_DATASET EXCERPTS_
(begin)
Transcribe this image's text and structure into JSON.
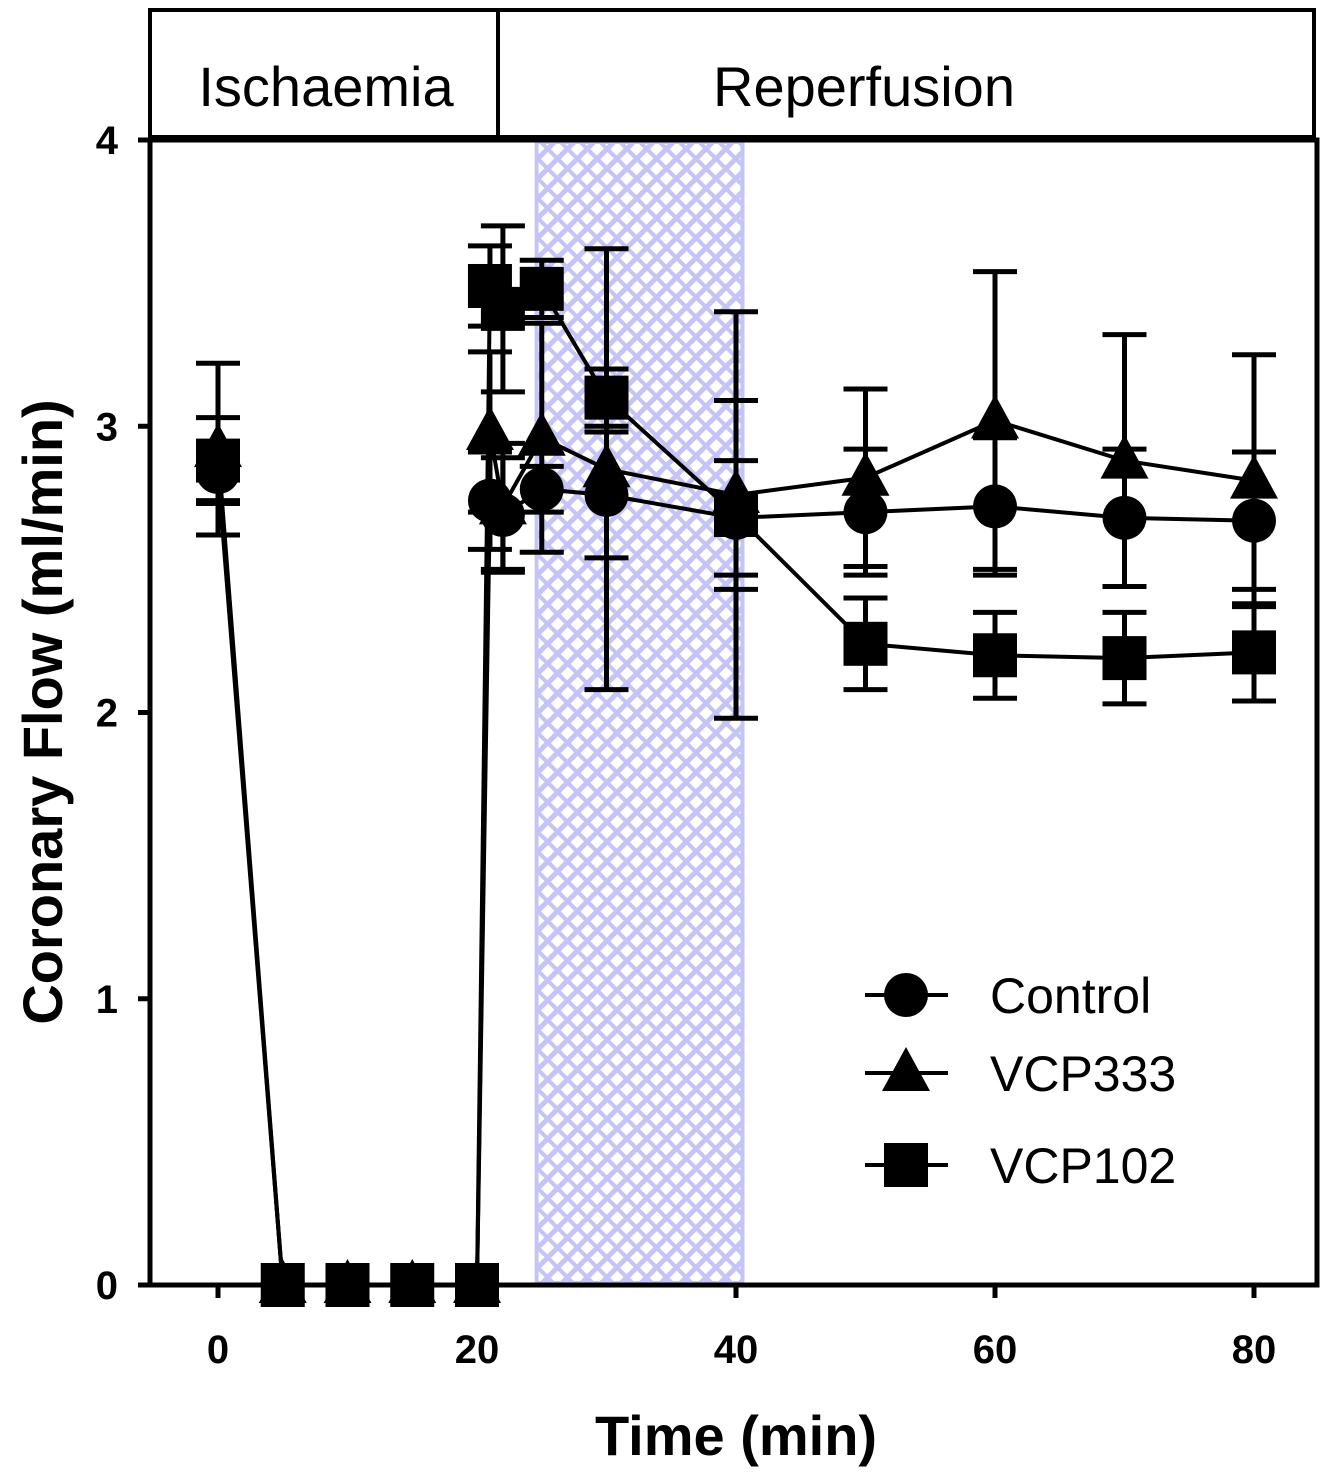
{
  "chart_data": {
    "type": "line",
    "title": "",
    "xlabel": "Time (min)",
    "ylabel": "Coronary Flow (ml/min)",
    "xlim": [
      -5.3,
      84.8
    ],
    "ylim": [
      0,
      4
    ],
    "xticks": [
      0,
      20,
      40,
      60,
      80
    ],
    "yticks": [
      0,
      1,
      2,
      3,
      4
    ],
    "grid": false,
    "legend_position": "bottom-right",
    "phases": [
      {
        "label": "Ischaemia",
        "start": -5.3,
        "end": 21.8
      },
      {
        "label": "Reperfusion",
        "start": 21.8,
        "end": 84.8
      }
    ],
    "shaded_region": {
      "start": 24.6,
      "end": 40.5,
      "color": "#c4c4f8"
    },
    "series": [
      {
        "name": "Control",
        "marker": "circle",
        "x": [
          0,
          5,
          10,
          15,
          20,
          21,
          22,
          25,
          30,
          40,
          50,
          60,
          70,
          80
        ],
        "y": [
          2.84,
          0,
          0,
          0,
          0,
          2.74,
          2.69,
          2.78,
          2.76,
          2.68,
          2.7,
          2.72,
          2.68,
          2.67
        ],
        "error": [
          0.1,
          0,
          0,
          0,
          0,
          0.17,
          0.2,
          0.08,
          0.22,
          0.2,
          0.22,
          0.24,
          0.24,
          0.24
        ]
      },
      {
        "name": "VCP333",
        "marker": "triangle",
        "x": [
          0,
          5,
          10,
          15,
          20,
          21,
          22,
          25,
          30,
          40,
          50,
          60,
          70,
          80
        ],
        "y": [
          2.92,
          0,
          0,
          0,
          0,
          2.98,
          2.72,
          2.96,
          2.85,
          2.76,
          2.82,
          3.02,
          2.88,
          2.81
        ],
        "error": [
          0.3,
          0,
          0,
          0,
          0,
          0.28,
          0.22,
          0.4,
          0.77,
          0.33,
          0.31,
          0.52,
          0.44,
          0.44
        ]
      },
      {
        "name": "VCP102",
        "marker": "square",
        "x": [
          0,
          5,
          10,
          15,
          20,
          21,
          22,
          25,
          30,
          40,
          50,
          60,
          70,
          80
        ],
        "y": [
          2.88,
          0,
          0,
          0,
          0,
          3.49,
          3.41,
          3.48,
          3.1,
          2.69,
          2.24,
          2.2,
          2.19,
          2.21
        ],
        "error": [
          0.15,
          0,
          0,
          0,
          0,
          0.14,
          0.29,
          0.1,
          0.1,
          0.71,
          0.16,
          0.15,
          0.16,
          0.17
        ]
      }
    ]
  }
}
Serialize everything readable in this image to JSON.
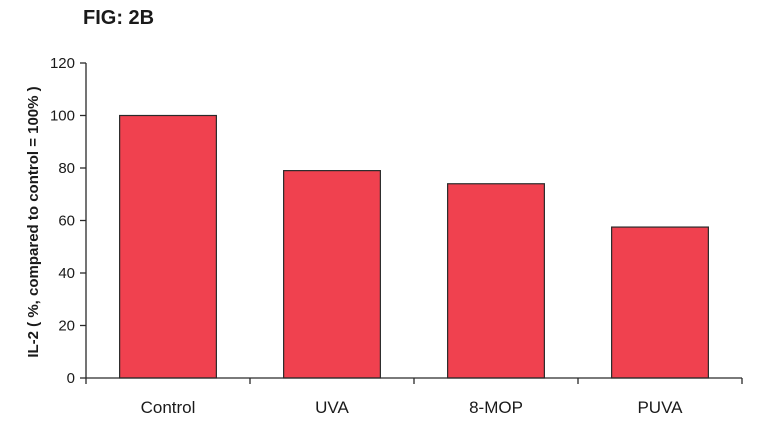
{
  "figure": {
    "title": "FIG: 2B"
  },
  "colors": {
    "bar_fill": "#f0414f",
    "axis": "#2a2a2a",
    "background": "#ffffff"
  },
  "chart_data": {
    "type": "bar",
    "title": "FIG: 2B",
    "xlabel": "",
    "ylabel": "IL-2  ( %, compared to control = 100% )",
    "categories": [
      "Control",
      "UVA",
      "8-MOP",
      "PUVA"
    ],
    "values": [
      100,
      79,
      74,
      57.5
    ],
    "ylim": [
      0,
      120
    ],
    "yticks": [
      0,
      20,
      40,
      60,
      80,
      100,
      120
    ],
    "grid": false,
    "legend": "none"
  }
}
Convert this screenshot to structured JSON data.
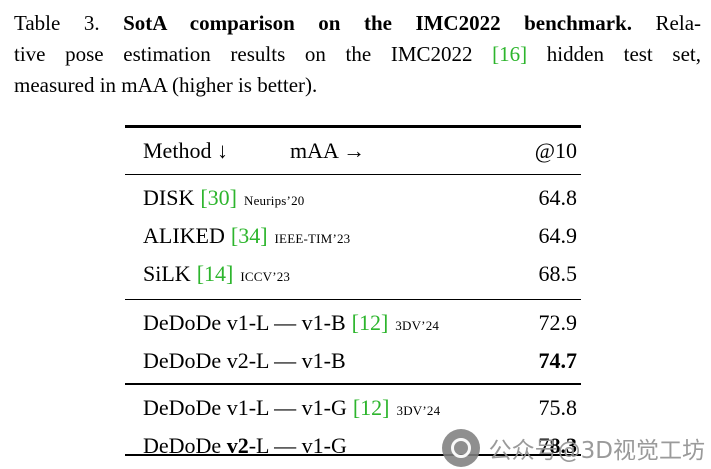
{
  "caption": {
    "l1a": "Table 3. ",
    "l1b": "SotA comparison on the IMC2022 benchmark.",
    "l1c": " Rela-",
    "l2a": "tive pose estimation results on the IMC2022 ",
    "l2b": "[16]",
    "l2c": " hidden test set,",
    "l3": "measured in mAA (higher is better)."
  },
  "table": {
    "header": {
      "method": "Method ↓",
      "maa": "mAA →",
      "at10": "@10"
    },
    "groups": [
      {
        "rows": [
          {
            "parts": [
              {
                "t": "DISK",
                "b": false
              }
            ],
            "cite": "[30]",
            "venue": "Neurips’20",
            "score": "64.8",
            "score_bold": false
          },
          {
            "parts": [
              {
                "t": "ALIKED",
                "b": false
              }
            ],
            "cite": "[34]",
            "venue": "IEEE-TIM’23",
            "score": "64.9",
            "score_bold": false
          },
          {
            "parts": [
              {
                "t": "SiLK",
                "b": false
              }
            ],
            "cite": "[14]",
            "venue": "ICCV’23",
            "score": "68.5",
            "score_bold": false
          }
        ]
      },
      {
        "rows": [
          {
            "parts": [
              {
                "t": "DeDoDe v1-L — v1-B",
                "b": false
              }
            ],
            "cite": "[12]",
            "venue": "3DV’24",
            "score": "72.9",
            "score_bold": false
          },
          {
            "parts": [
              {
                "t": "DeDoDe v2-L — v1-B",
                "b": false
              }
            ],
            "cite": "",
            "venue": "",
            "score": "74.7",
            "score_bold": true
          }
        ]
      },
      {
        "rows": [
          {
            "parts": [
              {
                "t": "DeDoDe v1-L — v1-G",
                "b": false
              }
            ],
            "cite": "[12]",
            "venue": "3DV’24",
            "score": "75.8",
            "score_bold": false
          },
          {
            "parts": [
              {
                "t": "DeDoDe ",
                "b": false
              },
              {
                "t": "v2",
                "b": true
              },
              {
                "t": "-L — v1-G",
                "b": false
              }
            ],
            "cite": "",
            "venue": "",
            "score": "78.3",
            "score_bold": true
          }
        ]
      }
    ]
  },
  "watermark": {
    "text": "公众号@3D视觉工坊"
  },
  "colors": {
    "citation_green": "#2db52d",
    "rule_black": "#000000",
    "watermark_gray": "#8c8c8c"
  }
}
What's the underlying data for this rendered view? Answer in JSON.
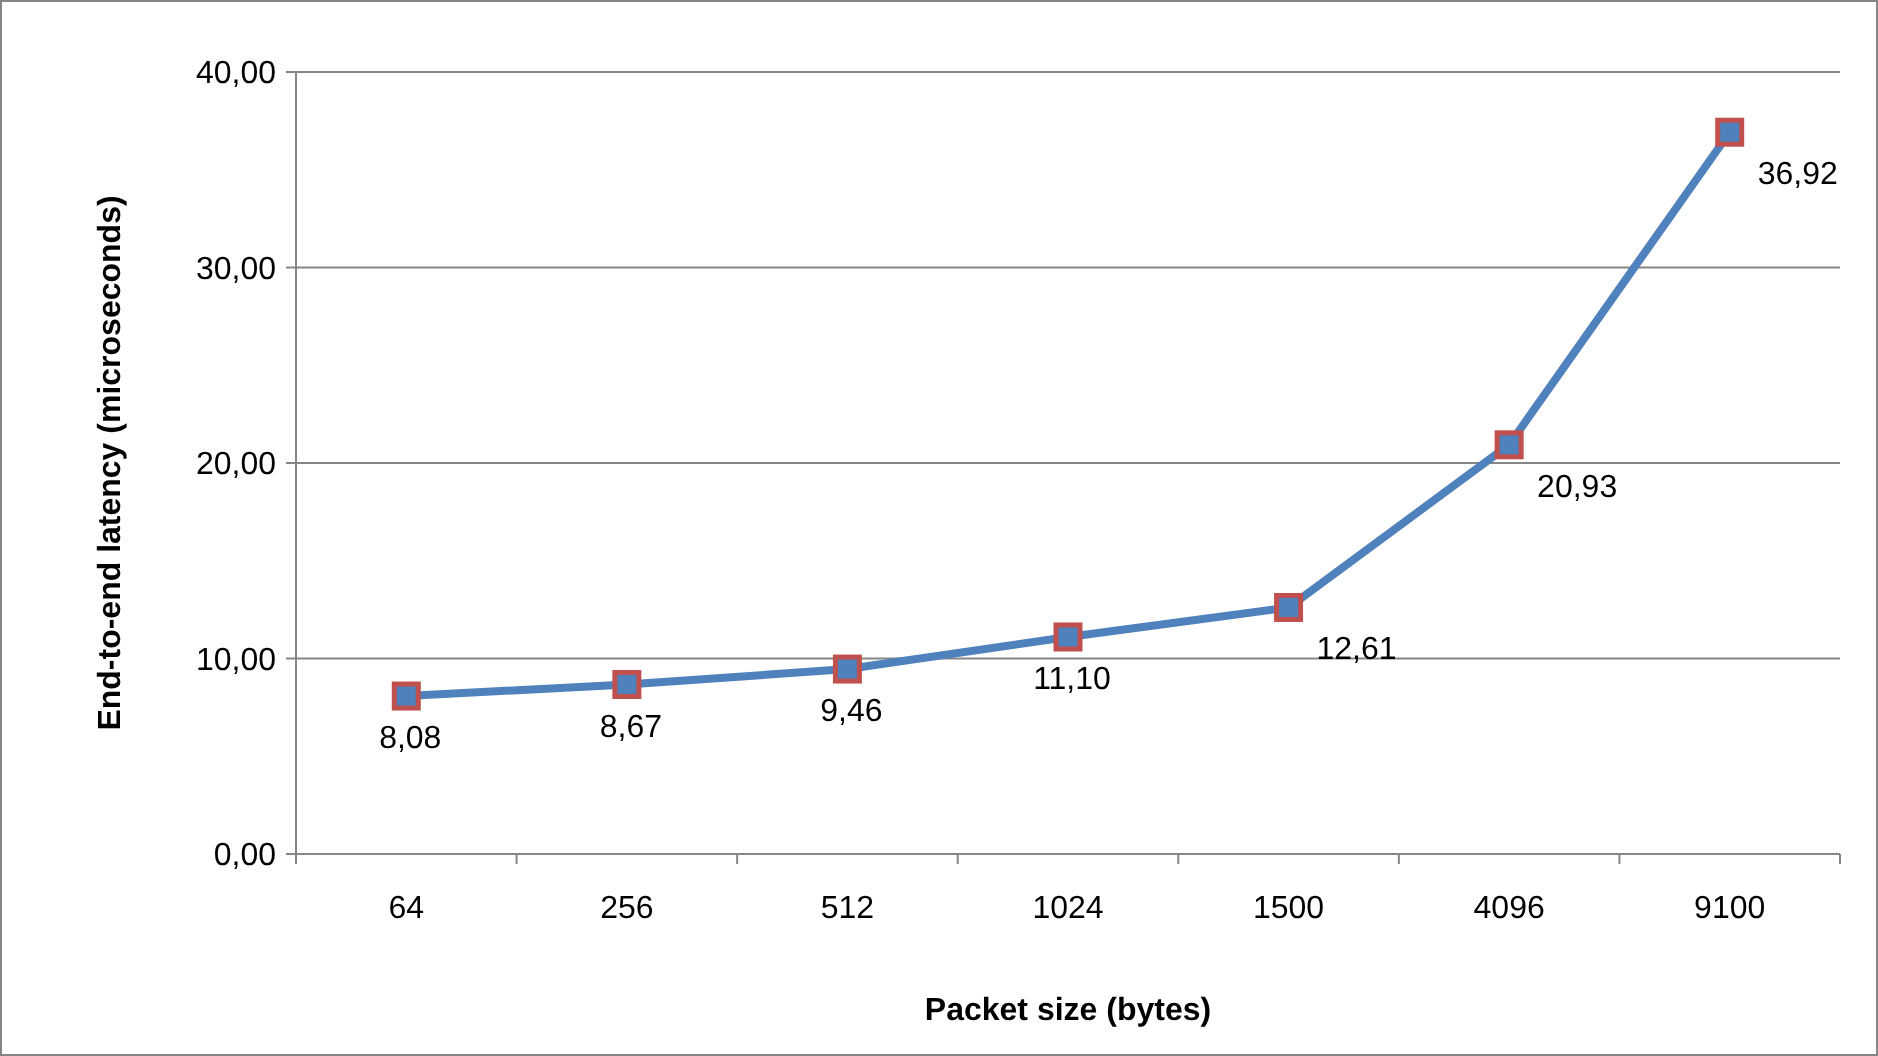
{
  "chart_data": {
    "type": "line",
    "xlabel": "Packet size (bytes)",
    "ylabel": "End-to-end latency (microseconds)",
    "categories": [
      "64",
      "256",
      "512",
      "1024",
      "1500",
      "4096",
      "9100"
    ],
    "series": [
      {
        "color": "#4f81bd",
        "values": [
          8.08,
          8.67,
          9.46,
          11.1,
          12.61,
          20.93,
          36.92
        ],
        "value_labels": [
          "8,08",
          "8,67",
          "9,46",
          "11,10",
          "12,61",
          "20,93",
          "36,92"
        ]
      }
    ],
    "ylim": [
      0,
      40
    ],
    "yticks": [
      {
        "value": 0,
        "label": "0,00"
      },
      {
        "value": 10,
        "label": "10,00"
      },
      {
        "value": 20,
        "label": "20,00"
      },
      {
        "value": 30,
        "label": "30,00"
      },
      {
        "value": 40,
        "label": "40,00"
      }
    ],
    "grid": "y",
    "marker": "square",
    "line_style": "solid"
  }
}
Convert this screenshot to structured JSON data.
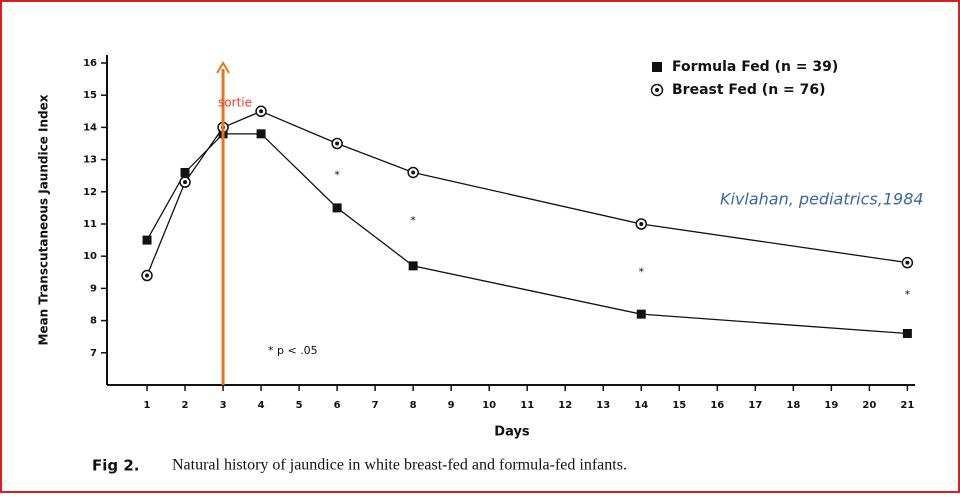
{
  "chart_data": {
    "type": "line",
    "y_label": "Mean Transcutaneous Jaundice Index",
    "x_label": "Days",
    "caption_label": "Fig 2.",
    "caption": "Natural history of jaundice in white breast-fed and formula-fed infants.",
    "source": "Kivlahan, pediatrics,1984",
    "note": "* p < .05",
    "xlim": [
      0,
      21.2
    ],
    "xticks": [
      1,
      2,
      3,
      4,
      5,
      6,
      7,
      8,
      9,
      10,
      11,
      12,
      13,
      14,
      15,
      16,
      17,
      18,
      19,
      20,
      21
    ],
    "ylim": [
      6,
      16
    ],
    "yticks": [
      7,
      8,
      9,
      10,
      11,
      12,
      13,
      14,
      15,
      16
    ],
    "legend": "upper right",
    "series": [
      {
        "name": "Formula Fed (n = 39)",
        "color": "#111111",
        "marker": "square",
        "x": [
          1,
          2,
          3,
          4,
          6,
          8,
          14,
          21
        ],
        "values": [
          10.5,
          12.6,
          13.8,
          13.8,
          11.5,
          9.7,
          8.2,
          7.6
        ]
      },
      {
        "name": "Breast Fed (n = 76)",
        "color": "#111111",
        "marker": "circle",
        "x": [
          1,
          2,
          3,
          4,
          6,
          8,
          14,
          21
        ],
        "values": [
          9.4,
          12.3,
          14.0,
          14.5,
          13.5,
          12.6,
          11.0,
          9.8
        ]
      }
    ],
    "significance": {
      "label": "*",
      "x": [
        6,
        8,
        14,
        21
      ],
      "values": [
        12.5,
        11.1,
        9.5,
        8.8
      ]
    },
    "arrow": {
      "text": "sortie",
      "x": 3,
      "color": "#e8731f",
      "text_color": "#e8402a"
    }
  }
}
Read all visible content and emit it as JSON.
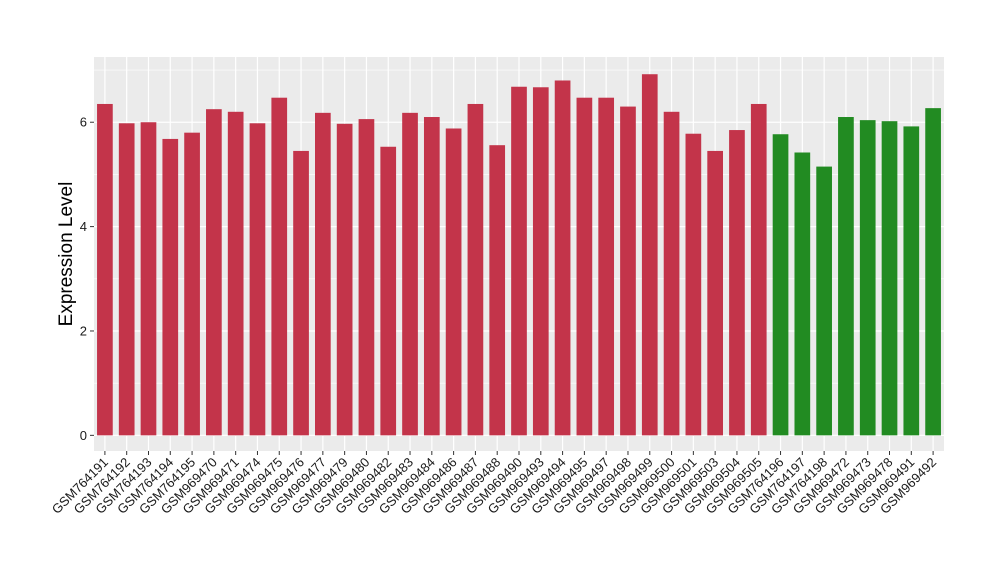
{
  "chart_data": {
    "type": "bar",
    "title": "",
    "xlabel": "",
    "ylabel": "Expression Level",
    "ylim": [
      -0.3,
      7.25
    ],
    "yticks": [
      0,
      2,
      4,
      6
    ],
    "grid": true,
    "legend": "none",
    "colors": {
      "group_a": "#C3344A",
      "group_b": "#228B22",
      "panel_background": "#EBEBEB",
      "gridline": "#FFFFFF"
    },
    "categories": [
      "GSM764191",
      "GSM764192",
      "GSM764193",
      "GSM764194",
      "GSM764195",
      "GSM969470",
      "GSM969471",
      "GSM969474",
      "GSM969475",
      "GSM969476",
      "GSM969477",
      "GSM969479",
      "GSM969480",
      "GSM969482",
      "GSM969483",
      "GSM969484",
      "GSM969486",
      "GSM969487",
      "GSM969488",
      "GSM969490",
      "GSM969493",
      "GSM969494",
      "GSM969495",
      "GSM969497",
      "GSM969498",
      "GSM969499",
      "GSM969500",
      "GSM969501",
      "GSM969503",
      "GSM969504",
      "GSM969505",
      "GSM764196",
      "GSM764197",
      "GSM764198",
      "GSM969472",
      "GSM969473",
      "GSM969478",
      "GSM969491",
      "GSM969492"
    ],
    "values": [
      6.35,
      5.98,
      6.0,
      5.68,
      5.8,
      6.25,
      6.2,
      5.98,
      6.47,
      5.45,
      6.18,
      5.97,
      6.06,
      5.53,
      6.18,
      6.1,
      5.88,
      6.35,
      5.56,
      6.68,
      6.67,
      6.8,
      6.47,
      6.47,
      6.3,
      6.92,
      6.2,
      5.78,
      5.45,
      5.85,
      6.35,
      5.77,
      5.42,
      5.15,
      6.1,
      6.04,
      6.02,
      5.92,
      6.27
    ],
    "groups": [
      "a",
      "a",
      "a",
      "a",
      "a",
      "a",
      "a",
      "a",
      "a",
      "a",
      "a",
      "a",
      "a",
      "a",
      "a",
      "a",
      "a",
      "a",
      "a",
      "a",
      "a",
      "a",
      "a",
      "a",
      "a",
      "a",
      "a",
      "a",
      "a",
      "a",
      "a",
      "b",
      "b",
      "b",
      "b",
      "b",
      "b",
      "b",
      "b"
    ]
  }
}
(end)
_STATED GOAL_
Using the listing above, gather each line that holds the string "this" and copy it.

_ANSWER IN FULL_
Transcribe this image's text and structure into JSON.
Serialize everything readable in this image to JSON.
Convert this screenshot to structured JSON data.
What's the underlying data for this rendered view? Answer in JSON.
Convert this screenshot to structured JSON data.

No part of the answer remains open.